### Region and label listings
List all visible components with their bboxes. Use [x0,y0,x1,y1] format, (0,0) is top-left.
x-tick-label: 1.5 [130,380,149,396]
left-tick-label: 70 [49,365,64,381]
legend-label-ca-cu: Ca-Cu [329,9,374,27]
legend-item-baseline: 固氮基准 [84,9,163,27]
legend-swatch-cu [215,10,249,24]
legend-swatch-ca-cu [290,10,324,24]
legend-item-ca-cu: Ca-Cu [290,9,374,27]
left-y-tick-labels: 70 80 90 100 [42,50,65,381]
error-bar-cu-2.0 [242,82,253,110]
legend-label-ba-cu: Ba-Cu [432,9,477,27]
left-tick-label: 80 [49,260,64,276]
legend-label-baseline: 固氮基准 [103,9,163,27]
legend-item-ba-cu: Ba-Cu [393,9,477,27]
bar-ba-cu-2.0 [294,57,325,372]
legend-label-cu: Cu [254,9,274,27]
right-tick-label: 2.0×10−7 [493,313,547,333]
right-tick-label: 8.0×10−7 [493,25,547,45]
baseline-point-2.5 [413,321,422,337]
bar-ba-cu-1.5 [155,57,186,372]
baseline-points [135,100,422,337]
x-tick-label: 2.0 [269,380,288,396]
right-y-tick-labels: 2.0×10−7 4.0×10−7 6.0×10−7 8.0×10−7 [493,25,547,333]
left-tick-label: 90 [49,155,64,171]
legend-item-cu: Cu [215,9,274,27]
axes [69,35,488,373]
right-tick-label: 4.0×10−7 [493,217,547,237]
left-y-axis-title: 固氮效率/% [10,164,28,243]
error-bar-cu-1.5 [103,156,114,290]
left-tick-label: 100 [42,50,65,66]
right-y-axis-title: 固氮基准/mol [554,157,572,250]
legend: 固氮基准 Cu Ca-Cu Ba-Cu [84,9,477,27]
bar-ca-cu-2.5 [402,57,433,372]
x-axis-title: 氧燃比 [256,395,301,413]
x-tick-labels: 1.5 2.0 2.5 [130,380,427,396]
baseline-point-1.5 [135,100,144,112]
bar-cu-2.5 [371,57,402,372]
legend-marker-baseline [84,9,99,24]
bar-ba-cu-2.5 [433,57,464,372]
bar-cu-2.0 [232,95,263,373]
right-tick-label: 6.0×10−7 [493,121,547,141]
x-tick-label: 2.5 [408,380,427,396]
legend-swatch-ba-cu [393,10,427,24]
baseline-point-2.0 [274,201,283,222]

### The exercise
Quote every line of the entries word for word.

### Exercise result
List all visible components with their bboxes. Use [x0,y0,x1,y1] format, (0,0) is top-left.
x-tick-label: 1.5 [130,380,149,396]
left-tick-label: 70 [49,365,64,381]
legend-label-ca-cu: Ca-Cu [329,9,374,27]
legend-item-baseline: 固氮基准 [84,9,163,27]
legend-swatch-cu [215,10,249,24]
legend-swatch-ca-cu [290,10,324,24]
legend-item-ca-cu: Ca-Cu [290,9,374,27]
left-y-tick-labels: 70 80 90 100 [42,50,65,381]
error-bar-cu-2.0 [242,82,253,110]
legend-label-ba-cu: Ba-Cu [432,9,477,27]
left-tick-label: 80 [49,260,64,276]
legend-label-baseline: 固氮基准 [103,9,163,27]
legend-item-ba-cu: Ba-Cu [393,9,477,27]
bar-ba-cu-2.0 [294,57,325,372]
legend-label-cu: Cu [254,9,274,27]
right-tick-label: 2.0×10−7 [493,313,547,333]
right-tick-label: 8.0×10−7 [493,25,547,45]
baseline-point-2.5 [413,321,422,337]
bar-ba-cu-1.5 [155,57,186,372]
baseline-points [135,100,422,337]
x-tick-label: 2.0 [269,380,288,396]
right-y-tick-labels: 2.0×10−7 4.0×10−7 6.0×10−7 8.0×10−7 [493,25,547,333]
left-tick-label: 90 [49,155,64,171]
legend-item-cu: Cu [215,9,274,27]
axes [69,35,488,373]
right-tick-label: 4.0×10−7 [493,217,547,237]
left-y-axis-title: 固氮效率/% [10,164,28,243]
error-bar-cu-1.5 [103,156,114,290]
left-tick-label: 100 [42,50,65,66]
right-y-axis-title: 固氮基准/mol [554,157,572,250]
legend: 固氮基准 Cu Ca-Cu Ba-Cu [84,9,477,27]
bar-ca-cu-2.5 [402,57,433,372]
x-axis-title: 氧燃比 [256,395,301,413]
x-tick-labels: 1.5 2.0 2.5 [130,380,427,396]
baseline-point-1.5 [135,100,144,112]
bar-cu-2.5 [371,57,402,372]
legend-marker-baseline [84,9,99,24]
bar-ba-cu-2.5 [433,57,464,372]
bar-cu-2.0 [232,95,263,373]
right-tick-label: 6.0×10−7 [493,121,547,141]
x-tick-label: 2.5 [408,380,427,396]
legend-swatch-ba-cu [393,10,427,24]
baseline-point-2.0 [274,201,283,222]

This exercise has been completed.